>> START Material for this exercise

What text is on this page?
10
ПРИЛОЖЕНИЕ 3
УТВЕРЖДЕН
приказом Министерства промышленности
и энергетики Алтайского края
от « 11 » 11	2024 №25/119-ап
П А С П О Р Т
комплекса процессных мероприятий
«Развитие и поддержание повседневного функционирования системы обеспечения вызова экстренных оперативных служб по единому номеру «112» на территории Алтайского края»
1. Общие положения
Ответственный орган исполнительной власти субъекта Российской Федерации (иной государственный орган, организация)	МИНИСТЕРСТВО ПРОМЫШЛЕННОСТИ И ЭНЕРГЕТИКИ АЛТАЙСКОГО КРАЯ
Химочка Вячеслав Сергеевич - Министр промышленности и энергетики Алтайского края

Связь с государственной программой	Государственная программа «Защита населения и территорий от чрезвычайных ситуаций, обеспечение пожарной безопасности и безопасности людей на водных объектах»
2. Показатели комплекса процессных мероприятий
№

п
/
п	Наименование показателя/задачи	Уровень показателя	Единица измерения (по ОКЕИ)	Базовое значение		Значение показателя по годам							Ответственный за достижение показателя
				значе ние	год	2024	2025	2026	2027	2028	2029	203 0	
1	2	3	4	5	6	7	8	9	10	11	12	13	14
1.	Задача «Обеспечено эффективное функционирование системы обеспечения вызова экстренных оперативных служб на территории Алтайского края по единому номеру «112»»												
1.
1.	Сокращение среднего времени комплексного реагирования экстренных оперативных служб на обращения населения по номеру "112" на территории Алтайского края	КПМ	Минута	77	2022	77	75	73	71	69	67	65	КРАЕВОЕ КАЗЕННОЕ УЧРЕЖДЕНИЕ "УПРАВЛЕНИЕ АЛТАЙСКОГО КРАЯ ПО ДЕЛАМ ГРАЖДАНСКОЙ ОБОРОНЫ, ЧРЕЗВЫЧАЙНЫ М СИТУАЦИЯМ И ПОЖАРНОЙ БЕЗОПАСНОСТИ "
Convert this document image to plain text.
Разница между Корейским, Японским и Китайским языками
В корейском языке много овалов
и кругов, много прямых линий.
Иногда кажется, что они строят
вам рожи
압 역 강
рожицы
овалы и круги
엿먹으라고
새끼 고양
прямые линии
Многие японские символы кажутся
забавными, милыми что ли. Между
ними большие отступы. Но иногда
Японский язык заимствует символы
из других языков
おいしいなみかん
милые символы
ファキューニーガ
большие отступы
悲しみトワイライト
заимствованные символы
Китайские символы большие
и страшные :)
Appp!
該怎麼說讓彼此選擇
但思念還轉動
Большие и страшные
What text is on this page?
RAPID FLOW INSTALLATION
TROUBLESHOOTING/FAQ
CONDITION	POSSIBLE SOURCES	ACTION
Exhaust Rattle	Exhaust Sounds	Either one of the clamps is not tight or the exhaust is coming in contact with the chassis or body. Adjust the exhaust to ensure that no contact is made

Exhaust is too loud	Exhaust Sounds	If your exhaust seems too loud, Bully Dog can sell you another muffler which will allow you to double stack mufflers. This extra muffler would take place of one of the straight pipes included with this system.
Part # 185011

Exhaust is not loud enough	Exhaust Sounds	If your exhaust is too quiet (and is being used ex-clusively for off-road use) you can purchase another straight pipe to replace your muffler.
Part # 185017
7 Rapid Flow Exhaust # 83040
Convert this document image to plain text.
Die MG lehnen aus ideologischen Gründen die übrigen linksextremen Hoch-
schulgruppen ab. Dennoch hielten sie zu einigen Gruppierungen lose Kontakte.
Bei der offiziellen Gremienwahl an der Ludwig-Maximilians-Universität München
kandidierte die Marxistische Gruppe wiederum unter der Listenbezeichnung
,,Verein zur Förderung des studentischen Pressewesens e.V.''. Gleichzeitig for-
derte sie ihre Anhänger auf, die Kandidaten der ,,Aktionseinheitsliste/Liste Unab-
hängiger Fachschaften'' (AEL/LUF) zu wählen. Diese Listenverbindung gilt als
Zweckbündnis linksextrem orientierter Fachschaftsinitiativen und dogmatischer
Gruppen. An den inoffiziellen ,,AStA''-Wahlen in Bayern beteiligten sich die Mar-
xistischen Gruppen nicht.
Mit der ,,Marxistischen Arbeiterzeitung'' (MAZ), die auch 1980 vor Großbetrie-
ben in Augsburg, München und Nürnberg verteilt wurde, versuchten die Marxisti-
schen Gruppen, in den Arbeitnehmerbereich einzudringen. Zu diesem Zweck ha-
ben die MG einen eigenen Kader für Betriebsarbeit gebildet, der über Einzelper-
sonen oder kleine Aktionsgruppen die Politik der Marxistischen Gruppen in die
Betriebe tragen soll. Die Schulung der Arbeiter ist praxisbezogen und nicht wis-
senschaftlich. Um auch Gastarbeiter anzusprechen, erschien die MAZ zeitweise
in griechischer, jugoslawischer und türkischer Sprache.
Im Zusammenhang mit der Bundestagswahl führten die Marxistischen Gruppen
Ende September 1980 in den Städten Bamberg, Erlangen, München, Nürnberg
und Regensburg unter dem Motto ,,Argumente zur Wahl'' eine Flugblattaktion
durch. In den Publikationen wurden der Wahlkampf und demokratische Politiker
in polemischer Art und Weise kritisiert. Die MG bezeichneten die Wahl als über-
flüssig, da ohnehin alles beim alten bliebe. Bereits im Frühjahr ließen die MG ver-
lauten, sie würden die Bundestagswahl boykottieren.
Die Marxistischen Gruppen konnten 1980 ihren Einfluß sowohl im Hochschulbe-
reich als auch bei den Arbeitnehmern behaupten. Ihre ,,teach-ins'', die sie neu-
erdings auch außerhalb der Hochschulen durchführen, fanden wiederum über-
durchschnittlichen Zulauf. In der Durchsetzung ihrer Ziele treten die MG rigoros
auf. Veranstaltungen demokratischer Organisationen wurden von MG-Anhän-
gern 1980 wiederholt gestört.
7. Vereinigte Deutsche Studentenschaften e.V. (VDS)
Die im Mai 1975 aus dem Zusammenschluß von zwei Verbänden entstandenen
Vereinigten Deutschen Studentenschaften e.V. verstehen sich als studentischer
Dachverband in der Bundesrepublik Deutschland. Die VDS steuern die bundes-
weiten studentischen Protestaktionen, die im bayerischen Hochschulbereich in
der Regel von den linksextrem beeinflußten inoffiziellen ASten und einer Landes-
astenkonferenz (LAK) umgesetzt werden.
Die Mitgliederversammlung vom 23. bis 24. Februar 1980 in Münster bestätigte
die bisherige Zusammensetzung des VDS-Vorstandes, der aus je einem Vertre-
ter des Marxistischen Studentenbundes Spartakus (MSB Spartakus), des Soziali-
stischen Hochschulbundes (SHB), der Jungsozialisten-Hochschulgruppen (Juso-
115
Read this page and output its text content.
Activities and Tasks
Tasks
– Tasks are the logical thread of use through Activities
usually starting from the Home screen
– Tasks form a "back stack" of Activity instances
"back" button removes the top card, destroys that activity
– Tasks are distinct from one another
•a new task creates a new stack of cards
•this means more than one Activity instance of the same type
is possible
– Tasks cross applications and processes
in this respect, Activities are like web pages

>> END Material for this exercise

Given task:
Reproduce the records word for word.

Solution:
What text is on this page?
10
ПРИЛОЖЕНИЕ 3
УТВЕРЖДЕН
приказом Министерства промышленности
и энергетики Алтайского края
от « 11 » 11	2024 №25/119-ап
П А С П О Р Т
комплекса процессных мероприятий
«Развитие и поддержание повседневного функционирования системы обеспечения вызова экстренных оперативных служб по единому номеру «112» на территории Алтайского края»
1. Общие положения
Ответственный орган исполнительной власти субъекта Российской Федерации (иной государственный орган, организация)	МИНИСТЕРСТВО ПРОМЫШЛЕННОСТИ И ЭНЕРГЕТИКИ АЛТАЙСКОГО КРАЯ
Химочка Вячеслав Сергеевич - Министр промышленности и энергетики Алтайского края

Связь с государственной программой	Государственная программа «Защита населения и территорий от чрезвычайных ситуаций, обеспечение пожарной безопасности и безопасности людей на водных объектах»
2. Показатели комплекса процессных мероприятий
№

п
/
п	Наименование показателя/задачи	Уровень показателя	Единица измерения (по ОКЕИ)	Базовое значение		Значение показателя по годам							Ответственный за достижение показателя
				значе ние	год	2024	2025	2026	2027	2028	2029	203 0	
1	2	3	4	5	6	7	8	9	10	11	12	13	14
1.	Задача «Обеспечено эффективное функционирование системы обеспечения вызова экстренных оперативных служб на территории Алтайского края по единому номеру «112»»												
1.
1.	Сокращение среднего времени комплексного реагирования экстренных оперативных служб на обращения населения по номеру "112" на территории Алтайского края	КПМ	Минута	77	2022	77	75	73	71	69	67	65	КРАЕВОЕ КАЗЕННОЕ УЧРЕЖДЕНИЕ "УПРАВЛЕНИЕ АЛТАЙСКОГО КРАЯ ПО ДЕЛАМ ГРАЖДАНСКОЙ ОБОРОНЫ, ЧРЕЗВЫЧАЙНЫ М СИТУАЦИЯМ И ПОЖАРНОЙ БЕЗОПАСНОСТИ "
Convert this document image to plain text.
Разница между Корейским, Японским и Китайским языками
В корейском языке много овалов
и кругов, много прямых линий.
Иногда кажется, что они строят
вам рожи
압 역 강
рожицы
овалы и круги
엿먹으라고
새끼 고양
прямые линии
Многие японские символы кажутся
забавными, милыми что ли. Между
ними большие отступы. Но иногда
Японский язык заимствует символы
из других языков
おいしいなみかん
милые символы
ファキューニーガ
большие отступы
悲しみトワイライト
заимствованные символы
Китайские символы большие
и страшные :)
Appp!
該怎麼說讓彼此選擇
但思念還轉動
Большие и страшные
What text is on this page?
RAPID FLOW INSTALLATION
TROUBLESHOOTING/FAQ
CONDITION	POSSIBLE SOURCES	ACTION
Exhaust Rattle	Exhaust Sounds	Either one of the clamps is not tight or the exhaust is coming in contact with the chassis or body. Adjust the exhaust to ensure that no contact is made

Exhaust is too loud	Exhaust Sounds	If your exhaust seems too loud, Bully Dog can sell you another muffler which will allow you to double stack mufflers. This extra muffler would take place of one of the straight pipes included with this system.
Part # 185011

Exhaust is not loud enough	Exhaust Sounds	If your exhaust is too quiet (and is being used ex-clusively for off-road use) you can purchase another straight pipe to replace your muffler.
Part # 185017
7 Rapid Flow Exhaust # 83040
Convert this document image to plain text.
Die MG lehnen aus ideologischen Gründen die übrigen linksextremen Hoch-
schulgruppen ab. Dennoch hielten sie zu einigen Gruppierungen lose Kontakte.
Bei der offiziellen Gremienwahl an der Ludwig-Maximilians-Universität München
kandidierte die Marxistische Gruppe wiederum unter der Listenbezeichnung
,,Verein zur Förderung des studentischen Pressewesens e.V.''. Gleichzeitig for-
derte sie ihre Anhänger auf, die Kandidaten der ,,Aktionseinheitsliste/Liste Unab-
hängiger Fachschaften'' (AEL/LUF) zu wählen. Diese Listenverbindung gilt als
Zweckbündnis linksextrem orientierter Fachschaftsinitiativen und dogmatischer
Gruppen. An den inoffiziellen ,,AStA''-Wahlen in Bayern beteiligten sich die Mar-
xistischen Gruppen nicht.
Mit der ,,Marxistischen Arbeiterzeitung'' (MAZ), die auch 1980 vor Großbetrie-
ben in Augsburg, München und Nürnberg verteilt wurde, versuchten die Marxisti-
schen Gruppen, in den Arbeitnehmerbereich einzudringen. Zu diesem Zweck ha-
ben die MG einen eigenen Kader für Betriebsarbeit gebildet, der über Einzelper-
sonen oder kleine Aktionsgruppen die Politik der Marxistischen Gruppen in die
Betriebe tragen soll. Die Schulung der Arbeiter ist praxisbezogen und nicht wis-
senschaftlich. Um auch Gastarbeiter anzusprechen, erschien die MAZ zeitweise
in griechischer, jugoslawischer und türkischer Sprache.
Im Zusammenhang mit der Bundestagswahl führten die Marxistischen Gruppen
Ende September 1980 in den Städten Bamberg, Erlangen, München, Nürnberg
und Regensburg unter dem Motto ,,Argumente zur Wahl'' eine Flugblattaktion
durch. In den Publikationen wurden der Wahlkampf und demokratische Politiker
in polemischer Art und Weise kritisiert. Die MG bezeichneten die Wahl als über-
flüssig, da ohnehin alles beim alten bliebe. Bereits im Frühjahr ließen die MG ver-
lauten, sie würden die Bundestagswahl boykottieren.
Die Marxistischen Gruppen konnten 1980 ihren Einfluß sowohl im Hochschulbe-
reich als auch bei den Arbeitnehmern behaupten. Ihre ,,teach-ins'', die sie neu-
erdings auch außerhalb der Hochschulen durchführen, fanden wiederum über-
durchschnittlichen Zulauf. In der Durchsetzung ihrer Ziele treten die MG rigoros
auf. Veranstaltungen demokratischer Organisationen wurden von MG-Anhän-
gern 1980 wiederholt gestört.
7. Vereinigte Deutsche Studentenschaften e.V. (VDS)
Die im Mai 1975 aus dem Zusammenschluß von zwei Verbänden entstandenen
Vereinigten Deutschen Studentenschaften e.V. verstehen sich als studentischer
Dachverband in der Bundesrepublik Deutschland. Die VDS steuern die bundes-
weiten studentischen Protestaktionen, die im bayerischen Hochschulbereich in
der Regel von den linksextrem beeinflußten inoffiziellen ASten und einer Landes-
astenkonferenz (LAK) umgesetzt werden.
Die Mitgliederversammlung vom 23. bis 24. Februar 1980 in Münster bestätigte
die bisherige Zusammensetzung des VDS-Vorstandes, der aus je einem Vertre-
ter des Marxistischen Studentenbundes Spartakus (MSB Spartakus), des Soziali-
stischen Hochschulbundes (SHB), der Jungsozialisten-Hochschulgruppen (Juso-
115
Read this page and output its text content.
Activities and Tasks
Tasks
– Tasks are the logical thread of use through Activities
usually starting from the Home screen
– Tasks form a "back stack" of Activity instances
"back" button removes the top card, destroys that activity
– Tasks are distinct from one another
•a new task creates a new stack of cards
•this means more than one Activity instance of the same type
is possible
– Tasks cross applications and processes
in this respect, Activities are like web pages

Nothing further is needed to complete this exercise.